THE RECORDS →
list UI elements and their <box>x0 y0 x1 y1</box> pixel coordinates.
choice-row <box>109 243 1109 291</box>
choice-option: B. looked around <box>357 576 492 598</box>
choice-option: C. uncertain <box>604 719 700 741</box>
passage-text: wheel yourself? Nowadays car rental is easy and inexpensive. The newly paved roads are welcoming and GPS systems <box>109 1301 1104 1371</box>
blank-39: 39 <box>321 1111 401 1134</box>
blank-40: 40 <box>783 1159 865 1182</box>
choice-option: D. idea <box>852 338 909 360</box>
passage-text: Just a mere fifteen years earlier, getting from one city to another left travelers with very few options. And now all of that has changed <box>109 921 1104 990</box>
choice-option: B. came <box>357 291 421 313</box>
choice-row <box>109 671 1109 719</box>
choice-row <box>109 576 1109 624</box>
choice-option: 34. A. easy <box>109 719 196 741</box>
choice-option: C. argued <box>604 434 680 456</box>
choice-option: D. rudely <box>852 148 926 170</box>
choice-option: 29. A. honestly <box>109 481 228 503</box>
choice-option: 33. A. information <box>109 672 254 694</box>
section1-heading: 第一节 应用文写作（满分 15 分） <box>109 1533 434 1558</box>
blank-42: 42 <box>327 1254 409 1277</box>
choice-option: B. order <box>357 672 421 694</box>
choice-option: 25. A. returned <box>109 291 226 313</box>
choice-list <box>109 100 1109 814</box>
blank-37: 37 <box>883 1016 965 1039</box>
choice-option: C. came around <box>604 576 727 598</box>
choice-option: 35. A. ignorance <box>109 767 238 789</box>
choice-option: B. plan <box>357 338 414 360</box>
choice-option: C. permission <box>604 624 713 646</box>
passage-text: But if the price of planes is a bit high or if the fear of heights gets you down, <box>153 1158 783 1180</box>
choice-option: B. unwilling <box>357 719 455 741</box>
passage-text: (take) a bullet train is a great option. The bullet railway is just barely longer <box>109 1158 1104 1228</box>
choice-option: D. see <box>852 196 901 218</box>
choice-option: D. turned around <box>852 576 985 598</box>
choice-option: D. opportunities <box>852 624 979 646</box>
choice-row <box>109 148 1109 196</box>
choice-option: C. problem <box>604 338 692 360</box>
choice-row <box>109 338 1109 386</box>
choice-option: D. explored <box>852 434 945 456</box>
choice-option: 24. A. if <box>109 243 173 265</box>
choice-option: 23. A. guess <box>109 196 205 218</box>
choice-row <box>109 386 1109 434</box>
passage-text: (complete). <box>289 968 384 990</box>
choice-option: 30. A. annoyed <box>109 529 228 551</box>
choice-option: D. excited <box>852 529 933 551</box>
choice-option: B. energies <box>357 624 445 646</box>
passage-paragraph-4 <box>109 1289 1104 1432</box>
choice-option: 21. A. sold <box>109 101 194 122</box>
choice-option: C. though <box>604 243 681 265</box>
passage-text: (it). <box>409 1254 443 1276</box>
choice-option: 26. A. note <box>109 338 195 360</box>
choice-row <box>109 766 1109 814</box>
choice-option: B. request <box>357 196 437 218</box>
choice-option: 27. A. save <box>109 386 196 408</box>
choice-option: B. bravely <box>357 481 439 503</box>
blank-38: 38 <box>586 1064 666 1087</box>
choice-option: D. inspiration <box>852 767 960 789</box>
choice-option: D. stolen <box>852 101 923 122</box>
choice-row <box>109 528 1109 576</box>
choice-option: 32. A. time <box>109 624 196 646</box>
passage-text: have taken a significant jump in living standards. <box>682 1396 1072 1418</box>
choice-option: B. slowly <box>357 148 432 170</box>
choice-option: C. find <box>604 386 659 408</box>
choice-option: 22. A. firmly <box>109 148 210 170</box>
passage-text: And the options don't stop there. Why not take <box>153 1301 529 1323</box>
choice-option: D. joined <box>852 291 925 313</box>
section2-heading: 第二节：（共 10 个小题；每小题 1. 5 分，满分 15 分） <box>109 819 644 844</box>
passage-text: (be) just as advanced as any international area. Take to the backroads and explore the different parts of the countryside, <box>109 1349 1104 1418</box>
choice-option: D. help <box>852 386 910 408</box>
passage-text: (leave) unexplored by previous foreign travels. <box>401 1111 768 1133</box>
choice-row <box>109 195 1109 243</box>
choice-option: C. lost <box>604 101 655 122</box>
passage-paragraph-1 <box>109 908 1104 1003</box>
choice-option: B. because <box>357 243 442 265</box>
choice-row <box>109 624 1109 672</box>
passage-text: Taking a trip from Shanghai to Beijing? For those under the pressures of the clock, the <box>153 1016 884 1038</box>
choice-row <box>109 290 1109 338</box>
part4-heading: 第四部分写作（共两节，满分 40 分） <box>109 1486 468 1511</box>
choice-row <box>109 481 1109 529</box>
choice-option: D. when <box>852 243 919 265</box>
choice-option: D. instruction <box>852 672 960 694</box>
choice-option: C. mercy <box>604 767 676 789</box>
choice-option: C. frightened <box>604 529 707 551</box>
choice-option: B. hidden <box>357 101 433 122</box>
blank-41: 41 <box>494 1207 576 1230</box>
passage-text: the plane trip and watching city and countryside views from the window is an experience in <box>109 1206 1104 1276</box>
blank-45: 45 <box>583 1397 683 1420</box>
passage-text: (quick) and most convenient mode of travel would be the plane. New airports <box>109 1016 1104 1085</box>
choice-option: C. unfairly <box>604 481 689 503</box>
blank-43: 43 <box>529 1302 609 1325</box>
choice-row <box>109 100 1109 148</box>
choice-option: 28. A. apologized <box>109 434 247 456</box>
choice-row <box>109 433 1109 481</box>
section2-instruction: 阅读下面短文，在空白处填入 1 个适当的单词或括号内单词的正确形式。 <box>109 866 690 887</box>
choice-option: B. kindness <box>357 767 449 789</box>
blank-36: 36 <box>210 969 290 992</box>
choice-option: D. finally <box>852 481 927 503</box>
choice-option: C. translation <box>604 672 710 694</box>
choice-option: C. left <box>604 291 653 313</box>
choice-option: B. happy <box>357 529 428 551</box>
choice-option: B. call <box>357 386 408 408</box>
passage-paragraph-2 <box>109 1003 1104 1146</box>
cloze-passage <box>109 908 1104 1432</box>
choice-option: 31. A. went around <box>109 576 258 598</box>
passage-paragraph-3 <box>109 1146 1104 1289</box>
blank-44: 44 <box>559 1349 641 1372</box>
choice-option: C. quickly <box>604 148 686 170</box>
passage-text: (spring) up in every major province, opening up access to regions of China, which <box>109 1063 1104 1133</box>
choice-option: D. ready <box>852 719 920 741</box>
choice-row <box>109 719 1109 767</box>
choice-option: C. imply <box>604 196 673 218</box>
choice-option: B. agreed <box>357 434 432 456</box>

REQUEST → Return every line of the entries above verbatim and in the same order.

WORKED ANSWER →
list UI elements and their <box>x0 y0 x1 y1</box> pixel coordinates.
choice-row <box>109 243 1109 291</box>
choice-option: B. looked around <box>357 576 492 598</box>
choice-option: C. uncertain <box>604 719 700 741</box>
passage-text: wheel yourself? Nowadays car rental is easy and inexpensive. The newly paved roads are welcoming and GPS systems <box>109 1301 1104 1371</box>
blank-39: 39 <box>321 1111 401 1134</box>
blank-40: 40 <box>783 1159 865 1182</box>
choice-option: D. idea <box>852 338 909 360</box>
passage-text: Just a mere fifteen years earlier, getting from one city to another left travelers with very few options. And now all of that has changed <box>109 921 1104 990</box>
choice-option: B. came <box>357 291 421 313</box>
choice-row <box>109 671 1109 719</box>
choice-row <box>109 576 1109 624</box>
choice-option: 34. A. easy <box>109 719 196 741</box>
choice-option: C. argued <box>604 434 680 456</box>
choice-option: D. rudely <box>852 148 926 170</box>
choice-option: 29. A. honestly <box>109 481 228 503</box>
choice-option: 33. A. information <box>109 672 254 694</box>
section1-heading: 第一节 应用文写作（满分 15 分） <box>109 1533 434 1558</box>
blank-42: 42 <box>327 1254 409 1277</box>
choice-option: B. order <box>357 672 421 694</box>
choice-option: 25. A. returned <box>109 291 226 313</box>
choice-list <box>109 100 1109 814</box>
blank-37: 37 <box>883 1016 965 1039</box>
choice-option: C. came around <box>604 576 727 598</box>
choice-option: 35. A. ignorance <box>109 767 238 789</box>
choice-option: B. plan <box>357 338 414 360</box>
choice-option: C. permission <box>604 624 713 646</box>
passage-text: But if the price of planes is a bit high or if the fear of heights gets you down, <box>153 1158 783 1180</box>
choice-option: B. unwilling <box>357 719 455 741</box>
passage-text: (take) a bullet train is a great option. The bullet railway is just barely longer <box>109 1158 1104 1228</box>
choice-option: D. see <box>852 196 901 218</box>
choice-option: D. turned around <box>852 576 985 598</box>
choice-option: D. opportunities <box>852 624 979 646</box>
choice-row <box>109 148 1109 196</box>
choice-option: C. problem <box>604 338 692 360</box>
choice-row <box>109 338 1109 386</box>
choice-option: D. explored <box>852 434 945 456</box>
choice-option: 24. A. if <box>109 243 173 265</box>
choice-option: 23. A. guess <box>109 196 205 218</box>
choice-row <box>109 386 1109 434</box>
passage-text: (complete). <box>289 968 384 990</box>
choice-option: 30. A. annoyed <box>109 529 228 551</box>
choice-option: D. excited <box>852 529 933 551</box>
choice-option: B. energies <box>357 624 445 646</box>
passage-paragraph-4 <box>109 1289 1104 1432</box>
choice-option: 21. A. sold <box>109 101 194 122</box>
choice-option: C. though <box>604 243 681 265</box>
passage-text: (it). <box>409 1254 443 1276</box>
choice-option: 26. A. note <box>109 338 195 360</box>
choice-row <box>109 766 1109 814</box>
choice-option: B. request <box>357 196 437 218</box>
choice-option: 27. A. save <box>109 386 196 408</box>
choice-option: B. bravely <box>357 481 439 503</box>
blank-38: 38 <box>586 1064 666 1087</box>
choice-option: D. inspiration <box>852 767 960 789</box>
choice-option: D. stolen <box>852 101 923 122</box>
choice-row <box>109 528 1109 576</box>
choice-option: 32. A. time <box>109 624 196 646</box>
passage-text: have taken a significant jump in living standards. <box>682 1396 1072 1418</box>
choice-option: B. slowly <box>357 148 432 170</box>
choice-option: C. find <box>604 386 659 408</box>
choice-option: 22. A. firmly <box>109 148 210 170</box>
passage-text: And the options don't stop there. Why not take <box>153 1301 529 1323</box>
choice-option: D. joined <box>852 291 925 313</box>
section2-heading: 第二节：（共 10 个小题；每小题 1. 5 分，满分 15 分） <box>109 819 644 844</box>
passage-text: (be) just as advanced as any international area. Take to the backroads and explore the different parts of the countryside, <box>109 1349 1104 1418</box>
choice-option: D. help <box>852 386 910 408</box>
passage-text: (leave) unexplored by previous foreign travels. <box>401 1111 768 1133</box>
choice-row <box>109 195 1109 243</box>
choice-option: C. lost <box>604 101 655 122</box>
passage-paragraph-1 <box>109 908 1104 1003</box>
choice-option: B. because <box>357 243 442 265</box>
choice-row <box>109 624 1109 672</box>
passage-text: Taking a trip from Shanghai to Beijing? For those under the pressures of the clock, the <box>153 1016 884 1038</box>
choice-row <box>109 290 1109 338</box>
part4-heading: 第四部分写作（共两节，满分 40 分） <box>109 1486 468 1511</box>
choice-row <box>109 481 1109 529</box>
choice-option: D. when <box>852 243 919 265</box>
choice-option: D. instruction <box>852 672 960 694</box>
choice-option: C. mercy <box>604 767 676 789</box>
choice-option: C. frightened <box>604 529 707 551</box>
choice-option: B. hidden <box>357 101 433 122</box>
blank-41: 41 <box>494 1207 576 1230</box>
passage-text: the plane trip and watching city and countryside views from the window is an experience in <box>109 1206 1104 1276</box>
blank-45: 45 <box>583 1397 683 1420</box>
passage-text: (quick) and most convenient mode of travel would be the plane. New airports <box>109 1016 1104 1085</box>
choice-option: C. unfairly <box>604 481 689 503</box>
blank-43: 43 <box>529 1302 609 1325</box>
choice-row <box>109 100 1109 148</box>
choice-option: 28. A. apologized <box>109 434 247 456</box>
choice-row <box>109 433 1109 481</box>
section2-instruction: 阅读下面短文，在空白处填入 1 个适当的单词或括号内单词的正确形式。 <box>109 866 690 887</box>
choice-option: B. kindness <box>357 767 449 789</box>
blank-36: 36 <box>210 969 290 992</box>
choice-option: D. finally <box>852 481 927 503</box>
choice-option: C. translation <box>604 672 710 694</box>
choice-option: C. left <box>604 291 653 313</box>
choice-option: B. happy <box>357 529 428 551</box>
choice-option: B. call <box>357 386 408 408</box>
passage-paragraph-2 <box>109 1003 1104 1146</box>
cloze-passage <box>109 908 1104 1432</box>
choice-option: 31. A. went around <box>109 576 258 598</box>
passage-paragraph-3 <box>109 1146 1104 1289</box>
blank-44: 44 <box>559 1349 641 1372</box>
choice-option: C. quickly <box>604 148 686 170</box>
passage-text: (spring) up in every major province, opening up access to regions of China, which <box>109 1063 1104 1133</box>
choice-option: D. ready <box>852 719 920 741</box>
choice-row <box>109 719 1109 767</box>
choice-option: C. imply <box>604 196 673 218</box>
choice-option: B. agreed <box>357 434 432 456</box>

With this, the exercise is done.